* _Raw data_:
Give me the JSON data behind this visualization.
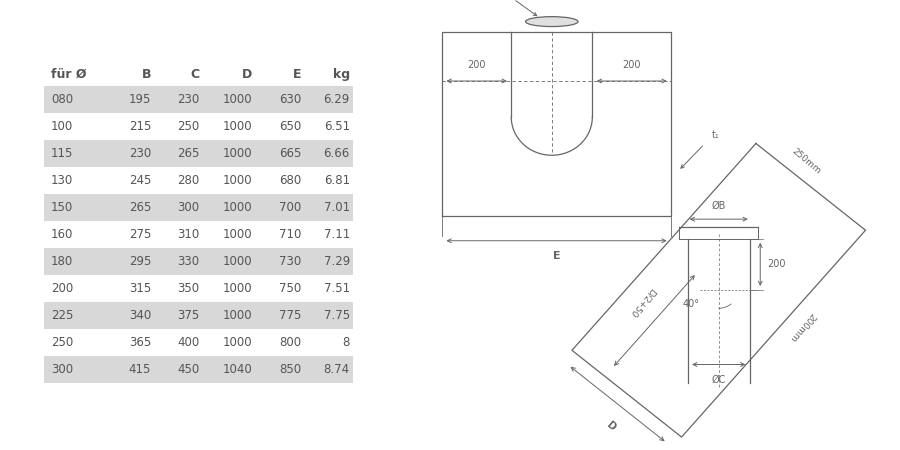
{
  "table_headers": [
    "für Ø",
    "B",
    "C",
    "D",
    "E",
    "kg"
  ],
  "table_rows": [
    [
      "080",
      "195",
      "230",
      "1000",
      "630",
      "6.29"
    ],
    [
      "100",
      "215",
      "250",
      "1000",
      "650",
      "6.51"
    ],
    [
      "115",
      "230",
      "265",
      "1000",
      "665",
      "6.66"
    ],
    [
      "130",
      "245",
      "280",
      "1000",
      "680",
      "6.81"
    ],
    [
      "150",
      "265",
      "300",
      "1000",
      "700",
      "7.01"
    ],
    [
      "160",
      "275",
      "310",
      "1000",
      "710",
      "7.11"
    ],
    [
      "180",
      "295",
      "330",
      "1000",
      "730",
      "7.29"
    ],
    [
      "200",
      "315",
      "350",
      "1000",
      "750",
      "7.51"
    ],
    [
      "225",
      "340",
      "375",
      "1000",
      "775",
      "7.75"
    ],
    [
      "250",
      "365",
      "400",
      "1000",
      "800",
      "8"
    ],
    [
      "300",
      "415",
      "450",
      "1040",
      "850",
      "8.74"
    ]
  ],
  "shaded_rows": [
    0,
    2,
    4,
    6,
    8,
    10
  ],
  "row_bg_color": "#d8d8d8",
  "header_color": "#555555",
  "text_color": "#555555",
  "bg_color": "#ffffff"
}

* _Exercise_: Give the entries again word for word, but skip the pictures.

* _Exercise result_:
Give me the JSON data behind this visualization.
{
  "table_headers": [
    "für Ø",
    "B",
    "C",
    "D",
    "E",
    "kg"
  ],
  "table_rows": [
    [
      "080",
      "195",
      "230",
      "1000",
      "630",
      "6.29"
    ],
    [
      "100",
      "215",
      "250",
      "1000",
      "650",
      "6.51"
    ],
    [
      "115",
      "230",
      "265",
      "1000",
      "665",
      "6.66"
    ],
    [
      "130",
      "245",
      "280",
      "1000",
      "680",
      "6.81"
    ],
    [
      "150",
      "265",
      "300",
      "1000",
      "700",
      "7.01"
    ],
    [
      "160",
      "275",
      "310",
      "1000",
      "710",
      "7.11"
    ],
    [
      "180",
      "295",
      "330",
      "1000",
      "730",
      "7.29"
    ],
    [
      "200",
      "315",
      "350",
      "1000",
      "750",
      "7.51"
    ],
    [
      "225",
      "340",
      "375",
      "1000",
      "775",
      "7.75"
    ],
    [
      "250",
      "365",
      "400",
      "1000",
      "800",
      "8"
    ],
    [
      "300",
      "415",
      "450",
      "1040",
      "850",
      "8.74"
    ]
  ],
  "shaded_rows": [
    0,
    2,
    4,
    6,
    8,
    10
  ],
  "row_bg_color": "#d8d8d8",
  "header_color": "#555555",
  "text_color": "#555555",
  "bg_color": "#ffffff"
}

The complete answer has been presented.